> AIM: Pictures do not belong in the copy; transcribe everything else in the records exactly.
* * *
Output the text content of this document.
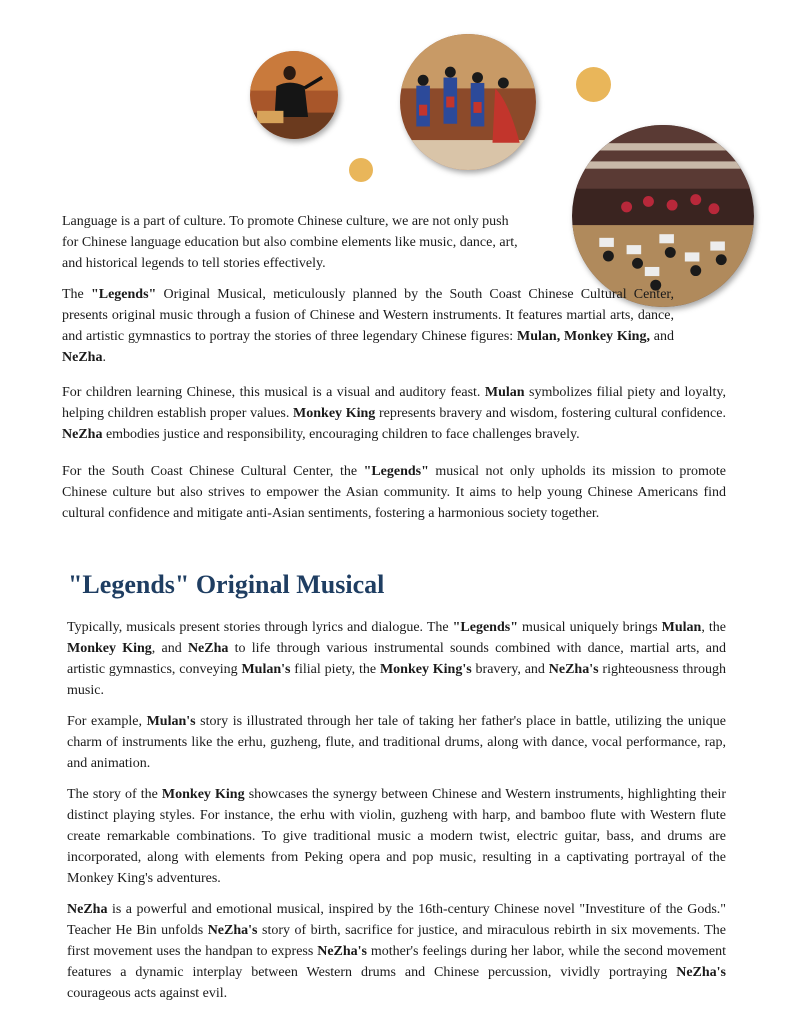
Language is a part of culture. To promote Chinese culture, we are not only push for Chinese language education but also combine elements like music, dance, art, and historical legends to tell stories effectively.

The "Legends" Original Musical, meticulously planned by the South Coast Chinese Cultural Center, presents original music through a fusion of Chinese and Western instruments. It features martial arts, dance, and artistic gymnastics to portray the stories of three legendary Chinese figures: Mulan, Monkey King, and NeZha.

For children learning Chinese, this musical is a visual and auditory feast. Mulan symbolizes filial piety and loyalty, helping children establish proper values. Monkey King represents bravery and wisdom, fostering cultural confidence. NeZha embodies justice and responsibility, encouraging children to face challenges bravely.

For the South Coast Chinese Cultural Center, the "Legends" musical not only upholds its mission to promote Chinese culture but also strives to empower the Asian community. It aims to help young Chinese Americans find cultural confidence and mitigate anti-Asian sentiments, fostering a harmonious society together.

"Legends" Original Musical

Typically, musicals present stories through lyrics and dialogue. The "Legends" musical uniquely brings Mulan, the Monkey King, and NeZha to life through various instrumental sounds combined with dance, martial arts, and artistic gymnastics, conveying Mulan's filial piety, the Monkey King's bravery, and NeZha's righteousness through music.

For example, Mulan's story is illustrated through her tale of taking her father's place in battle, utilizing the unique charm of instruments like the erhu, guzheng, flute, and traditional drums, along with dance, vocal performance, rap, and animation.

The story of the Monkey King showcases the synergy between Chinese and Western instruments, highlighting their distinct playing styles. For instance, the erhu with violin, guzheng with harp, and bamboo flute with Western flute create remarkable combinations. To give traditional music a modern twist, electric guitar, bass, and drums are incorporated, along with elements from Peking opera and pop music, resulting in a captivating portrayal of the Monkey King's adventures.

NeZha is a powerful and emotional musical, inspired by the 16th-century Chinese novel "Investiture of the Gods." Teacher He Bin unfolds NeZha's story of birth, sacrifice for justice, and miraculous rebirth in six movements. The first movement uses the handpan to express NeZha's mother's feelings during her labor, while the second movement features a dynamic interplay between Western drums and Chinese percussion, vividly portraying NeZha's courageous acts against evil.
* * *
> TASK ANSWER:
Output the text content of this document.
Language is a part of culture. To promote Chinese culture, we are not only push for Chinese language education but also combine elements like music, dance, art, and historical legends to tell stories effectively.

The "Legends" Original Musical, meticulously planned by the South Coast Chinese Cultural Center, presents original music through a fusion of Chinese and Western instruments. It features martial arts, dance, and artistic gymnastics to portray the stories of three legendary Chinese figures: Mulan, Monkey King, and NeZha.

For children learning Chinese, this musical is a visual and auditory feast. Mulan symbolizes filial piety and loyalty, helping children establish proper values. Monkey King represents bravery and wisdom, fostering cultural confidence. NeZha embodies justice and responsibility, encouraging children to face challenges bravely.

For the South Coast Chinese Cultural Center, the "Legends" musical not only upholds its mission to promote Chinese culture but also strives to empower the Asian community. It aims to help young Chinese Americans find cultural confidence and mitigate anti-Asian sentiments, fostering a harmonious society together.

"Legends" Original Musical

Typically, musicals present stories through lyrics and dialogue. The "Legends" musical uniquely brings Mulan, the Monkey King, and NeZha to life through various instrumental sounds combined with dance, martial arts, and artistic gymnastics, conveying Mulan's filial piety, the Monkey King's bravery, and NeZha's righteousness through music.

For example, Mulan's story is illustrated through her tale of taking her father's place in battle, utilizing the unique charm of instruments like the erhu, guzheng, flute, and traditional drums, along with dance, vocal performance, rap, and animation.

The story of the Monkey King showcases the synergy between Chinese and Western instruments, highlighting their distinct playing styles. For instance, the erhu with violin, guzheng with harp, and bamboo flute with Western flute create remarkable combinations. To give traditional music a modern twist, electric guitar, bass, and drums are incorporated, along with elements from Peking opera and pop music, resulting in a captivating portrayal of the Monkey King's adventures.

NeZha is a powerful and emotional musical, inspired by the 16th-century Chinese novel "Investiture of the Gods." Teacher He Bin unfolds NeZha's story of birth, sacrifice for justice, and miraculous rebirth in six movements. The first movement uses the handpan to express NeZha's mother's feelings during her labor, while the second movement features a dynamic interplay between Western drums and Chinese percussion, vividly portraying NeZha's courageous acts against evil.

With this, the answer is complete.